[Data records]
▬▬▬▬▬▬

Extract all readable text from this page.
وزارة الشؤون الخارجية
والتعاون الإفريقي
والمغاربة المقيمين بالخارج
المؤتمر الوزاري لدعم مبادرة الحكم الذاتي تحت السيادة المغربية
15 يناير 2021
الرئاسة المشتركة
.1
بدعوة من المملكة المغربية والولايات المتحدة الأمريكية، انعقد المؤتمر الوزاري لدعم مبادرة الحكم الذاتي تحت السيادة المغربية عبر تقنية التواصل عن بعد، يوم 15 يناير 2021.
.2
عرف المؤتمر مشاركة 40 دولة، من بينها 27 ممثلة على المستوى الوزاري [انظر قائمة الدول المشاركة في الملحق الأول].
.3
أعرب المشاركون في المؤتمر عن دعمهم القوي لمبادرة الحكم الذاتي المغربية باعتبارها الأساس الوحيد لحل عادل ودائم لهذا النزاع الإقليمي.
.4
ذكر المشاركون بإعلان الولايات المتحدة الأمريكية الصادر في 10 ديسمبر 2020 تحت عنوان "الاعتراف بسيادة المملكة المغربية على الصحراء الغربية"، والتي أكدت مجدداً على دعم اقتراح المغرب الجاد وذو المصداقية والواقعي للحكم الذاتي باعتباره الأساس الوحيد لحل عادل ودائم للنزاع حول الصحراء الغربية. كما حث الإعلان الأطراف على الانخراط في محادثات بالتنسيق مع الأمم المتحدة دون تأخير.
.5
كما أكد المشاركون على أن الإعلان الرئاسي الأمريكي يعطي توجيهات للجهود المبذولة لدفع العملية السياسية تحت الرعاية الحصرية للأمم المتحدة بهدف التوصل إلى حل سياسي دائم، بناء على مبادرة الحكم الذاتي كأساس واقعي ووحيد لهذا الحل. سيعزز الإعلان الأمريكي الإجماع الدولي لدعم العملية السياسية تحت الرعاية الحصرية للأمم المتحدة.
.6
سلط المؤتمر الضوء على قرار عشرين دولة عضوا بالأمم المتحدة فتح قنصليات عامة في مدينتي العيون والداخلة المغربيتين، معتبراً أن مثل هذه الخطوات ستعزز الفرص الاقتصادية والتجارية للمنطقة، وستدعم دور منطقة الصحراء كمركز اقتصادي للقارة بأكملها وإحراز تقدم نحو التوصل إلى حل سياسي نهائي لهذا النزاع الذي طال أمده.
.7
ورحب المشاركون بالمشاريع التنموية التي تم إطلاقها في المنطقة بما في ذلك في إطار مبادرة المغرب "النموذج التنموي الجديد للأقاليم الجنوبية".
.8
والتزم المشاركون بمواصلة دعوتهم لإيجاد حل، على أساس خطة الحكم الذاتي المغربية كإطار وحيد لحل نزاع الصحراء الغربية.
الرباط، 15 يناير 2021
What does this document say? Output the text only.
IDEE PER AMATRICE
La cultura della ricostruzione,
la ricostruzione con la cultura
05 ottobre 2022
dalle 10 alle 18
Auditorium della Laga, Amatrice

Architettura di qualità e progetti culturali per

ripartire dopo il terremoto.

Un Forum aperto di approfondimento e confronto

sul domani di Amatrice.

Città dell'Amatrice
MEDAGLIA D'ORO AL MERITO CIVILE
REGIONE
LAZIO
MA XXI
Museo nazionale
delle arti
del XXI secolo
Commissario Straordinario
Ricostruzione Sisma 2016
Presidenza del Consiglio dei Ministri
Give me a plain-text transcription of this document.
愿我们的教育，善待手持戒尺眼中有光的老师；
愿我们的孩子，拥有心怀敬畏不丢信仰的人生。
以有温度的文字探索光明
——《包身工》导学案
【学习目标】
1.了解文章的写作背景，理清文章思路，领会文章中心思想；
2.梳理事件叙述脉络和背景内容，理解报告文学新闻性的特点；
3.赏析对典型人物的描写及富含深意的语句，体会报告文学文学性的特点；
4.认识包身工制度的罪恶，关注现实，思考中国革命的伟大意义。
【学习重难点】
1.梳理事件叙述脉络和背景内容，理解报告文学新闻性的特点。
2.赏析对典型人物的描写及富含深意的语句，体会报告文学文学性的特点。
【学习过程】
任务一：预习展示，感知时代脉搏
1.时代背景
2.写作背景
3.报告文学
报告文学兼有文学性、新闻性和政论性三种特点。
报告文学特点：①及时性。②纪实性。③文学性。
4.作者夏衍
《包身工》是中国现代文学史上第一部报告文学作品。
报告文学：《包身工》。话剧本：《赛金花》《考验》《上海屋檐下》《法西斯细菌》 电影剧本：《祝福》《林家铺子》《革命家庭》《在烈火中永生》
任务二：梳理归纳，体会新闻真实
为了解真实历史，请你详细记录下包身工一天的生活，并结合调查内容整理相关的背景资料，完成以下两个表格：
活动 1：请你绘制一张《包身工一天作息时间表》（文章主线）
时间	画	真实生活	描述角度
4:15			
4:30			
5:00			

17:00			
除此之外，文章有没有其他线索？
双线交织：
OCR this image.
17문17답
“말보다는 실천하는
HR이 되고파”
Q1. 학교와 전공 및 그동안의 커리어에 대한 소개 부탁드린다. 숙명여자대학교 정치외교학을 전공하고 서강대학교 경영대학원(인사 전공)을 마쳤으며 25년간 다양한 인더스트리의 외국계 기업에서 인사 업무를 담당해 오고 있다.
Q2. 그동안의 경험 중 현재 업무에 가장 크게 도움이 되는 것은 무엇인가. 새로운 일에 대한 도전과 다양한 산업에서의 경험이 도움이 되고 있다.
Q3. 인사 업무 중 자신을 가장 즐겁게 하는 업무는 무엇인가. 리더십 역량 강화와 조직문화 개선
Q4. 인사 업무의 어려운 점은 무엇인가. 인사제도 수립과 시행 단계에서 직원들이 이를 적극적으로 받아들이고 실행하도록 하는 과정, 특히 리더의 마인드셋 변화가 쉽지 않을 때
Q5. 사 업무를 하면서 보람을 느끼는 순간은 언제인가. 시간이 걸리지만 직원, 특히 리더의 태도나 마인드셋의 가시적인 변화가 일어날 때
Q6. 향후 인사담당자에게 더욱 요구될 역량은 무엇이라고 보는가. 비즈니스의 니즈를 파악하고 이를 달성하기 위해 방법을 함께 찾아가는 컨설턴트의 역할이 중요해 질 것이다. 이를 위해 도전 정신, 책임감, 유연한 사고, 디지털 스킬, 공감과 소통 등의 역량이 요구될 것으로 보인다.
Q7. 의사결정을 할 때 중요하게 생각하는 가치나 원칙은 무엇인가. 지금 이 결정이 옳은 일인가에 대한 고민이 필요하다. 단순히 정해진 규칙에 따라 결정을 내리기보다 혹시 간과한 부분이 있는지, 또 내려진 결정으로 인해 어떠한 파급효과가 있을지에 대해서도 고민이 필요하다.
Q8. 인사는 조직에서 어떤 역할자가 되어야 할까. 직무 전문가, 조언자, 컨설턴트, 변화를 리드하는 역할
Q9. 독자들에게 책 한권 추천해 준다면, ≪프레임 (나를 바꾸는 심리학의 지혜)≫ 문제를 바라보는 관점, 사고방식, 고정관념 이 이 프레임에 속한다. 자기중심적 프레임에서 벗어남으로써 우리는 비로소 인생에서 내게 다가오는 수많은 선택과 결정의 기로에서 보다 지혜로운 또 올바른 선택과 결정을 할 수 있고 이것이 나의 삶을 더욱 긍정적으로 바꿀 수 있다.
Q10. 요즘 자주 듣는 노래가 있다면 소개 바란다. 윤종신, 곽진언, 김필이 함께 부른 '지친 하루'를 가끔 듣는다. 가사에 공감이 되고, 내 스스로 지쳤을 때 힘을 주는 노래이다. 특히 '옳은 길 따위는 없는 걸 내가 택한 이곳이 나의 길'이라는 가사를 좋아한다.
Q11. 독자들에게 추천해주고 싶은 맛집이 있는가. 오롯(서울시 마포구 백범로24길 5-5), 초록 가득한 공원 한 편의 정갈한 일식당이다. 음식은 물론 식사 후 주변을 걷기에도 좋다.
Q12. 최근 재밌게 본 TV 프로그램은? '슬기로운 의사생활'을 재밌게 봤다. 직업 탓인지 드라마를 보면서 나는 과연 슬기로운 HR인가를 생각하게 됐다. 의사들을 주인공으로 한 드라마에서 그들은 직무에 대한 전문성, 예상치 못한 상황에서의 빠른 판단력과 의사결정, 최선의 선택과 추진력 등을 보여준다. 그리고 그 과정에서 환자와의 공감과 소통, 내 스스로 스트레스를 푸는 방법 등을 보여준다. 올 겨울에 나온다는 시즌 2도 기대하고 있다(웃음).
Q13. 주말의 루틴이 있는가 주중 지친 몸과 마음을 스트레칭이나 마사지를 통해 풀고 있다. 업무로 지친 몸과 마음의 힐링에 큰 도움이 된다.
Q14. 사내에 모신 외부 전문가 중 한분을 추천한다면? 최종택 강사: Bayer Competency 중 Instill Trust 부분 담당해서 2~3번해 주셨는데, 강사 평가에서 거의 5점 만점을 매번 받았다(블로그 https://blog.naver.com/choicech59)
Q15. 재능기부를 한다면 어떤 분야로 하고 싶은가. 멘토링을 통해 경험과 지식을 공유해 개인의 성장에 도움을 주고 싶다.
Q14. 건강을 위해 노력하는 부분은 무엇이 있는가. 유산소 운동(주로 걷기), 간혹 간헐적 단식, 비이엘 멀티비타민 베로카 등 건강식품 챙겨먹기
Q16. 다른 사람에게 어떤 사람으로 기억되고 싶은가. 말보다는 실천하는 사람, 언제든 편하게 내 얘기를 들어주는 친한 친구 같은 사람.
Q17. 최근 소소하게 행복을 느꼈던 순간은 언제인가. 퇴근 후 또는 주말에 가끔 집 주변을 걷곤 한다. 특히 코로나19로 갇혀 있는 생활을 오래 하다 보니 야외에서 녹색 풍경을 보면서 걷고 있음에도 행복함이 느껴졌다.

▬▬▬▬▬▬

**Problem requirements**
Say how many lines in the records hold the string "الغربية", and say nothing else.

**Complete response**
2